WHAT TO DO: From the start of the material through the line that contains "schedule-list[interactable]: 重庆站女单 1/4决赛", rewrite the lines with "alarm-clock-icon" switched to "bell-icon" and everything else unchanged.

RAW DATA:
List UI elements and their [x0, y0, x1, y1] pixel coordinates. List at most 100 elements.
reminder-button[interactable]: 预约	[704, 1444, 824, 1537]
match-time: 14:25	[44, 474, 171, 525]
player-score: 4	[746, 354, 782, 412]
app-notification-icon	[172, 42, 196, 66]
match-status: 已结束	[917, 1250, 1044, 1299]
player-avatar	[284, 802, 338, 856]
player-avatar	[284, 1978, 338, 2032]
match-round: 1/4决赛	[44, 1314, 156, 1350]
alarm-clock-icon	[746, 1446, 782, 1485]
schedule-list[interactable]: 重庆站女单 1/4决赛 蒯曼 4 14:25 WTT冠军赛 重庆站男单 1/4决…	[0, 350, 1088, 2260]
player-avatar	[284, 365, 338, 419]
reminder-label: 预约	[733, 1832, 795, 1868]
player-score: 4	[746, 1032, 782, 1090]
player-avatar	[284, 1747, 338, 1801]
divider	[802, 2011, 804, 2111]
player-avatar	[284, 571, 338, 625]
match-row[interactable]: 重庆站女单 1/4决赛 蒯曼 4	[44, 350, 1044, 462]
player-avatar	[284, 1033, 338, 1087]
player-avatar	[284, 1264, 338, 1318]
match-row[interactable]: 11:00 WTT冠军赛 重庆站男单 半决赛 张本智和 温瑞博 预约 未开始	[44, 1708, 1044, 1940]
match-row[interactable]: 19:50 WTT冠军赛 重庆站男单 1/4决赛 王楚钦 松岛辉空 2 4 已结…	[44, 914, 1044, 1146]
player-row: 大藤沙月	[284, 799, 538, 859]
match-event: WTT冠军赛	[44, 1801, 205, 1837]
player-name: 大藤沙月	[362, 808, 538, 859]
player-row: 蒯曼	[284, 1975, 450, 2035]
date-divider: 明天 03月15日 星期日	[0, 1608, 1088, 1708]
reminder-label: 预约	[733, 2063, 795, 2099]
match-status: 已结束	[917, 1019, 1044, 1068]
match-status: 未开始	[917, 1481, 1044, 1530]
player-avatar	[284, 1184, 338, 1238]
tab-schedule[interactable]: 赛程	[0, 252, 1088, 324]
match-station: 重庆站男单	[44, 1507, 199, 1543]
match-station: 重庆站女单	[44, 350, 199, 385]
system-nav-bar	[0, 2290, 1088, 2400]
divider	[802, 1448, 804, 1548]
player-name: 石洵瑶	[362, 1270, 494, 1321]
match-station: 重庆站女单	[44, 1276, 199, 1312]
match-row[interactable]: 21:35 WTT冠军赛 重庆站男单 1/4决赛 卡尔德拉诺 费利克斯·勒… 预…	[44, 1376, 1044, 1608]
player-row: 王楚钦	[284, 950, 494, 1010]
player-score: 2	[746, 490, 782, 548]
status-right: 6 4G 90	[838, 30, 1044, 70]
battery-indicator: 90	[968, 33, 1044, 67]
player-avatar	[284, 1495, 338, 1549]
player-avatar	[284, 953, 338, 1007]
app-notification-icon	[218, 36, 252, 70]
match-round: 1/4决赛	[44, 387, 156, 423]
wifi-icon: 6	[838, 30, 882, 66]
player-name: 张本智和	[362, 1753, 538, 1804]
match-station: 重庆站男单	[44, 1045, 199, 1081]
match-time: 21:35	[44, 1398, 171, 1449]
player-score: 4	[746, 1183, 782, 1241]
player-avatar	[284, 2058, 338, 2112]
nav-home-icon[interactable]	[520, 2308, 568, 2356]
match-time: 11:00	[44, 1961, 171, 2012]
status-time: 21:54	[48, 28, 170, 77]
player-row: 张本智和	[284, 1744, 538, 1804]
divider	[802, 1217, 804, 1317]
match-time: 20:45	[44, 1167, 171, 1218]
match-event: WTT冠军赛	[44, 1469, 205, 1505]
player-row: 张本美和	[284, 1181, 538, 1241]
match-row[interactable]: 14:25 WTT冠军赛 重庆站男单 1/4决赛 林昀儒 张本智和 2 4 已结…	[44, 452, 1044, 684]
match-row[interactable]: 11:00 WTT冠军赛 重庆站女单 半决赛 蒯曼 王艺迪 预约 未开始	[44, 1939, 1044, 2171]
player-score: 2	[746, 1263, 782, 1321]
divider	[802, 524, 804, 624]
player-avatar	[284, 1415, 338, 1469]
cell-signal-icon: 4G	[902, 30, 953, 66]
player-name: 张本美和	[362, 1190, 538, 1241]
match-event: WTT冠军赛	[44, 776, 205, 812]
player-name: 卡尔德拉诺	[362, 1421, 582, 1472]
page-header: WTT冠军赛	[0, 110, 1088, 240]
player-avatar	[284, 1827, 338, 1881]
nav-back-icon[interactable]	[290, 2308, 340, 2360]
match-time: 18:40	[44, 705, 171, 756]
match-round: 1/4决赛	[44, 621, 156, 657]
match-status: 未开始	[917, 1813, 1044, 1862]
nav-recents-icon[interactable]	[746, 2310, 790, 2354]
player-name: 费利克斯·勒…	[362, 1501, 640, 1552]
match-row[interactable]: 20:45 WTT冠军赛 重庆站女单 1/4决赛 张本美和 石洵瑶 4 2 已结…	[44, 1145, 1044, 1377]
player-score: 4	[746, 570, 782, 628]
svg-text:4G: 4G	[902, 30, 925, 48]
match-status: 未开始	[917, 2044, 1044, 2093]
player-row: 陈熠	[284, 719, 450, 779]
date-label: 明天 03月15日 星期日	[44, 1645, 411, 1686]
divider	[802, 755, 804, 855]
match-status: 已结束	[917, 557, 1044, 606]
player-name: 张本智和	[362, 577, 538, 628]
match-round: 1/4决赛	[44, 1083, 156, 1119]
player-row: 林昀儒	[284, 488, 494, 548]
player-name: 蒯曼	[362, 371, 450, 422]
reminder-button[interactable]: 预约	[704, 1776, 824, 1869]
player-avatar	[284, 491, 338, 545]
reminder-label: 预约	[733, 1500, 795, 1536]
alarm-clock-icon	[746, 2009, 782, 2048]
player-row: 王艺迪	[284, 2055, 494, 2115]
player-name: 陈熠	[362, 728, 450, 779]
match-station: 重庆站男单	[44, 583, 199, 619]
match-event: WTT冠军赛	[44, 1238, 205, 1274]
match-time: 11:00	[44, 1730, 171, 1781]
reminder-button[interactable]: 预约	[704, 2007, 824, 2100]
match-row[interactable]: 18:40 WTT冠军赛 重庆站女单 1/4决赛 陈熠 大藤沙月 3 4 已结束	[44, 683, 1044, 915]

TASK RESULT:
List UI elements and their [x0, y0, x1, y1] pixel coordinates. List at most 100 elements.
reminder-button[interactable]: 预约	[704, 1444, 824, 1537]
match-time: 14:25	[44, 474, 171, 525]
player-score: 4	[746, 354, 782, 412]
app-notification-icon	[172, 42, 196, 66]
match-status: 已结束	[917, 1250, 1044, 1299]
player-avatar	[284, 802, 338, 856]
player-avatar	[284, 1978, 338, 2032]
match-round: 1/4决赛	[44, 1314, 156, 1350]
bell-icon	[746, 1446, 782, 1485]
schedule-list[interactable]: 重庆站女单 1/4决赛 蒯曼 4 14:25 WTT冠军赛 重庆站男单 1/4决…	[0, 350, 1088, 2260]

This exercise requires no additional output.